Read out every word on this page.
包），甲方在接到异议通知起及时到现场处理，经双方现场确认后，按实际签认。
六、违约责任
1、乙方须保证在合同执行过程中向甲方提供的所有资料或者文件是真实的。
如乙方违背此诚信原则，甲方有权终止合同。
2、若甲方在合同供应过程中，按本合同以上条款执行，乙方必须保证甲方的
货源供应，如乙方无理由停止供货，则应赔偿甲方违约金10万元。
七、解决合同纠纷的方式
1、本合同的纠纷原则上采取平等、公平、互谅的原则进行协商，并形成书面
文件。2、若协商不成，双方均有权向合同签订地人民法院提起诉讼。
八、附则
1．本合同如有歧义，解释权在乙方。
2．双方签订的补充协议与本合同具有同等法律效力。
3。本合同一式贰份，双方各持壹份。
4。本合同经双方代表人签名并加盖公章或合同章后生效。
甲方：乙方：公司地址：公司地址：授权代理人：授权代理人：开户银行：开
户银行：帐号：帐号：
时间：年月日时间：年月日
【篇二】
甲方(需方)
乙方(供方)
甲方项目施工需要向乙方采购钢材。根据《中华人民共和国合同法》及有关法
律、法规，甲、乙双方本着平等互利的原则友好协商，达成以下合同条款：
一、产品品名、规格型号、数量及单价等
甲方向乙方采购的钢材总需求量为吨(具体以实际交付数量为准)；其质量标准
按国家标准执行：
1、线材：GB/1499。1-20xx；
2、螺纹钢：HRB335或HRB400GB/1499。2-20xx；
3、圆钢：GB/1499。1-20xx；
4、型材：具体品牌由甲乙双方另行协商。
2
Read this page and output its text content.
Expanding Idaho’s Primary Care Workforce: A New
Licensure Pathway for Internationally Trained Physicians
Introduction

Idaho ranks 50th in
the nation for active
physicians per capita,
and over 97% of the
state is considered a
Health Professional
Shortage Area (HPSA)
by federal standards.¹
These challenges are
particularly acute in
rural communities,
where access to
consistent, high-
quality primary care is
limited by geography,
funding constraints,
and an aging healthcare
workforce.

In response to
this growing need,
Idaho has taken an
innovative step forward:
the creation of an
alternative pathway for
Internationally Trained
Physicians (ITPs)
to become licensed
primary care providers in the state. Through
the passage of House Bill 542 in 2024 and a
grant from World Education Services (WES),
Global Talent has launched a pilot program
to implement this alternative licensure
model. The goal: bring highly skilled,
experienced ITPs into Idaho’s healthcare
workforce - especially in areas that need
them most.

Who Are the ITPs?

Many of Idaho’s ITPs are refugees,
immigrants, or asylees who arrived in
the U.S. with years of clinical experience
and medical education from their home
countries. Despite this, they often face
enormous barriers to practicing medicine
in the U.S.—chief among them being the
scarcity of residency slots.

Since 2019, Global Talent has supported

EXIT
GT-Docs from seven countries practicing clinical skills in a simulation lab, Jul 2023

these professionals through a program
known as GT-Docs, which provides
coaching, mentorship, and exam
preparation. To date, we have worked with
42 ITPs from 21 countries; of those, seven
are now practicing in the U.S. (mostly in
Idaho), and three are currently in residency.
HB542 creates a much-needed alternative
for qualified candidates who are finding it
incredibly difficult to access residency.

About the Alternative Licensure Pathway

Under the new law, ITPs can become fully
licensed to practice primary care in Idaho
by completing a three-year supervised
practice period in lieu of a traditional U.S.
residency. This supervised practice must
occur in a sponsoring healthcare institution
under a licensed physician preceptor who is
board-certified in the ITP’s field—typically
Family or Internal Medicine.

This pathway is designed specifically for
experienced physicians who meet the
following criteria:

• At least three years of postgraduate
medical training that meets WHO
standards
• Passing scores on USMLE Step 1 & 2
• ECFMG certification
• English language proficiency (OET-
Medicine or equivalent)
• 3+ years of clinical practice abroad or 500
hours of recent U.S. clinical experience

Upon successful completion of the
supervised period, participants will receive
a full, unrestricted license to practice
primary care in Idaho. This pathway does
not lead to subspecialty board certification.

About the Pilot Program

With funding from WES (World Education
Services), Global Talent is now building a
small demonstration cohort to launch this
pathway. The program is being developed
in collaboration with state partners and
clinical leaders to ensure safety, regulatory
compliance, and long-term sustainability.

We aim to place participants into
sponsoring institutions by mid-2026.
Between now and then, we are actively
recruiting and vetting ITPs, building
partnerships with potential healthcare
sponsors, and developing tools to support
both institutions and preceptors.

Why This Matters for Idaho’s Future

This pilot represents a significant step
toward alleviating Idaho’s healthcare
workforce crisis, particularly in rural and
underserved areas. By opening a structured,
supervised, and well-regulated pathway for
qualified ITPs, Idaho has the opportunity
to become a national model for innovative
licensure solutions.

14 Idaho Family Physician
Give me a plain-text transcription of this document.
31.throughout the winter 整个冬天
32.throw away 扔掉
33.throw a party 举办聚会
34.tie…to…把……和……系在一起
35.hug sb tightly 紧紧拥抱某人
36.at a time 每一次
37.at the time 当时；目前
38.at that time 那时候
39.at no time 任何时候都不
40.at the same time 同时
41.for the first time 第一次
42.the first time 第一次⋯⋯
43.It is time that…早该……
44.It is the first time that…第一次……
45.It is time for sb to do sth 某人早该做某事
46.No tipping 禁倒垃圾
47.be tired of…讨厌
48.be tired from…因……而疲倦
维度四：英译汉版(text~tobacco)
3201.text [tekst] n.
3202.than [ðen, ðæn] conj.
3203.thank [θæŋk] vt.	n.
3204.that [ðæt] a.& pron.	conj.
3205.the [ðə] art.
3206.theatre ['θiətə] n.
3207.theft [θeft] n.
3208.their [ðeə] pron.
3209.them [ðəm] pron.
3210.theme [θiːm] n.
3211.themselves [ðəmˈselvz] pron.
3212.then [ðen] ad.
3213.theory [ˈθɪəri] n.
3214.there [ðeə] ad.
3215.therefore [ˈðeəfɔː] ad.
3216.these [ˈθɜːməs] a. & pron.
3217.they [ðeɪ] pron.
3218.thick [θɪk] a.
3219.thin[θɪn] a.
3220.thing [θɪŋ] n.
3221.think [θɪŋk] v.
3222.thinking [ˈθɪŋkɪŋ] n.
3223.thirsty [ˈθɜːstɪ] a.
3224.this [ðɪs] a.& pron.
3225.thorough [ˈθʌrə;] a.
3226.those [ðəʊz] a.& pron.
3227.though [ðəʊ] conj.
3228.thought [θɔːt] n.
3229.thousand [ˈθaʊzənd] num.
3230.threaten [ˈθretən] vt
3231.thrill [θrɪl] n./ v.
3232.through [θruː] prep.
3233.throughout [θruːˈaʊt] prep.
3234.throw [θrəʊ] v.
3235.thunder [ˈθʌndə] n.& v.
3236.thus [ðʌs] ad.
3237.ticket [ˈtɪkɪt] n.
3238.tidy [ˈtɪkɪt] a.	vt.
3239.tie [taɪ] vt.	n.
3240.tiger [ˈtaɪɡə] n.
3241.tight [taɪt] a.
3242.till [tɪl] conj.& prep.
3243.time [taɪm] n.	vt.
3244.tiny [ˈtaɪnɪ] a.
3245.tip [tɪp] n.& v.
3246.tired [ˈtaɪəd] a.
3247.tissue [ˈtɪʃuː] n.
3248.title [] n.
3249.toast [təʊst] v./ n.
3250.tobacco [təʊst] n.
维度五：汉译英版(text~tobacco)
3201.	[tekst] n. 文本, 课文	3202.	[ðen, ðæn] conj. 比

- - -

Aim of the task — Using the listing above, please repeat every entry exactly.

Response to this task —
Read out every word on this page.
包），甲方在接到异议通知起及时到现场处理，经双方现场确认后，按实际签认。
六、违约责任
1、乙方须保证在合同执行过程中向甲方提供的所有资料或者文件是真实的。
如乙方违背此诚信原则，甲方有权终止合同。
2、若甲方在合同供应过程中，按本合同以上条款执行，乙方必须保证甲方的
货源供应，如乙方无理由停止供货，则应赔偿甲方违约金10万元。
七、解决合同纠纷的方式
1、本合同的纠纷原则上采取平等、公平、互谅的原则进行协商，并形成书面
文件。2、若协商不成，双方均有权向合同签订地人民法院提起诉讼。
八、附则
1．本合同如有歧义，解释权在乙方。
2．双方签订的补充协议与本合同具有同等法律效力。
3。本合同一式贰份，双方各持壹份。
4。本合同经双方代表人签名并加盖公章或合同章后生效。
甲方：乙方：公司地址：公司地址：授权代理人：授权代理人：开户银行：开
户银行：帐号：帐号：
时间：年月日时间：年月日
【篇二】
甲方(需方)
乙方(供方)
甲方项目施工需要向乙方采购钢材。根据《中华人民共和国合同法》及有关法
律、法规，甲、乙双方本着平等互利的原则友好协商，达成以下合同条款：
一、产品品名、规格型号、数量及单价等
甲方向乙方采购的钢材总需求量为吨(具体以实际交付数量为准)；其质量标准
按国家标准执行：
1、线材：GB/1499。1-20xx；
2、螺纹钢：HRB335或HRB400GB/1499。2-20xx；
3、圆钢：GB/1499。1-20xx；
4、型材：具体品牌由甲乙双方另行协商。
2
Read this page and output its text content.
Expanding Idaho’s Primary Care Workforce: A New
Licensure Pathway for Internationally Trained Physicians
Introduction

Idaho ranks 50th in
the nation for active
physicians per capita,
and over 97% of the
state is considered a
Health Professional
Shortage Area (HPSA)
by federal standards.¹
These challenges are
particularly acute in
rural communities,
where access to
consistent, high-
quality primary care is
limited by geography,
funding constraints,
and an aging healthcare
workforce.

In response to
this growing need,
Idaho has taken an
innovative step forward:
the creation of an
alternative pathway for
Internationally Trained
Physicians (ITPs)
to become licensed
primary care providers in the state. Through
the passage of House Bill 542 in 2024 and a
grant from World Education Services (WES),
Global Talent has launched a pilot program
to implement this alternative licensure
model. The goal: bring highly skilled,
experienced ITPs into Idaho’s healthcare
workforce - especially in areas that need
them most.

Who Are the ITPs?

Many of Idaho’s ITPs are refugees,
immigrants, or asylees who arrived in
the U.S. with years of clinical experience
and medical education from their home
countries. Despite this, they often face
enormous barriers to practicing medicine
in the U.S.—chief among them being the
scarcity of residency slots.

Since 2019, Global Talent has supported

EXIT
GT-Docs from seven countries practicing clinical skills in a simulation lab, Jul 2023

these professionals through a program
known as GT-Docs, which provides
coaching, mentorship, and exam
preparation. To date, we have worked with
42 ITPs from 21 countries; of those, seven
are now practicing in the U.S. (mostly in
Idaho), and three are currently in residency.
HB542 creates a much-needed alternative
for qualified candidates who are finding it
incredibly difficult to access residency.

About the Alternative Licensure Pathway

Under the new law, ITPs can become fully
licensed to practice primary care in Idaho
by completing a three-year supervised
practice period in lieu of a traditional U.S.
residency. This supervised practice must
occur in a sponsoring healthcare institution
under a licensed physician preceptor who is
board-certified in the ITP’s field—typically
Family or Internal Medicine.

This pathway is designed specifically for
experienced physicians who meet the
following criteria:

• At least three years of postgraduate
medical training that meets WHO
standards
• Passing scores on USMLE Step 1 & 2
• ECFMG certification
• English language proficiency (OET-
Medicine or equivalent)
• 3+ years of clinical practice abroad or 500
hours of recent U.S. clinical experience

Upon successful completion of the
supervised period, participants will receive
a full, unrestricted license to practice
primary care in Idaho. This pathway does
not lead to subspecialty board certification.

About the Pilot Program

With funding from WES (World Education
Services), Global Talent is now building a
small demonstration cohort to launch this
pathway. The program is being developed
in collaboration with state partners and
clinical leaders to ensure safety, regulatory
compliance, and long-term sustainability.

We aim to place participants into
sponsoring institutions by mid-2026.
Between now and then, we are actively
recruiting and vetting ITPs, building
partnerships with potential healthcare
sponsors, and developing tools to support
both institutions and preceptors.

Why This Matters for Idaho’s Future

This pilot represents a significant step
toward alleviating Idaho’s healthcare
workforce crisis, particularly in rural and
underserved areas. By opening a structured,
supervised, and well-regulated pathway for
qualified ITPs, Idaho has the opportunity
to become a national model for innovative
licensure solutions.

14 Idaho Family Physician
Give me a plain-text transcription of this document.
31.throughout the winter 整个冬天
32.throw away 扔掉
33.throw a party 举办聚会
34.tie…to…把……和……系在一起
35.hug sb tightly 紧紧拥抱某人
36.at a time 每一次
37.at the time 当时；目前
38.at that time 那时候
39.at no time 任何时候都不
40.at the same time 同时
41.for the first time 第一次
42.the first time 第一次⋯⋯
43.It is time that…早该……
44.It is the first time that…第一次……
45.It is time for sb to do sth 某人早该做某事
46.No tipping 禁倒垃圾
47.be tired of…讨厌
48.be tired from…因……而疲倦
维度四：英译汉版(text~tobacco)
3201.text [tekst] n.
3202.than [ðen, ðæn] conj.
3203.thank [θæŋk] vt.	n.
3204.that [ðæt] a.& pron.	conj.
3205.the [ðə] art.
3206.theatre ['θiətə] n.
3207.theft [θeft] n.
3208.their [ðeə] pron.
3209.them [ðəm] pron.
3210.theme [θiːm] n.
3211.themselves [ðəmˈselvz] pron.
3212.then [ðen] ad.
3213.theory [ˈθɪəri] n.
3214.there [ðeə] ad.
3215.therefore [ˈðeəfɔː] ad.
3216.these [ˈθɜːməs] a. & pron.
3217.they [ðeɪ] pron.
3218.thick [θɪk] a.
3219.thin[θɪn] a.
3220.thing [θɪŋ] n.
3221.think [θɪŋk] v.
3222.thinking [ˈθɪŋkɪŋ] n.
3223.thirsty [ˈθɜːstɪ] a.
3224.this [ðɪs] a.& pron.
3225.thorough [ˈθʌrə;] a.
3226.those [ðəʊz] a.& pron.
3227.though [ðəʊ] conj.
3228.thought [θɔːt] n.
3229.thousand [ˈθaʊzənd] num.
3230.threaten [ˈθretən] vt
3231.thrill [θrɪl] n./ v.
3232.through [θruː] prep.
3233.throughout [θruːˈaʊt] prep.
3234.throw [θrəʊ] v.
3235.thunder [ˈθʌndə] n.& v.
3236.thus [ðʌs] ad.
3237.ticket [ˈtɪkɪt] n.
3238.tidy [ˈtɪkɪt] a.	vt.
3239.tie [taɪ] vt.	n.
3240.tiger [ˈtaɪɡə] n.
3241.tight [taɪt] a.
3242.till [tɪl] conj.& prep.
3243.time [taɪm] n.	vt.
3244.tiny [ˈtaɪnɪ] a.
3245.tip [tɪp] n.& v.
3246.tired [ˈtaɪəd] a.
3247.tissue [ˈtɪʃuː] n.
3248.title [] n.
3249.toast [təʊst] v./ n.
3250.tobacco [təʊst] n.
维度五：汉译英版(text~tobacco)
3201.	[tekst] n. 文本, 课文	3202.	[ðen, ðæn] conj. 比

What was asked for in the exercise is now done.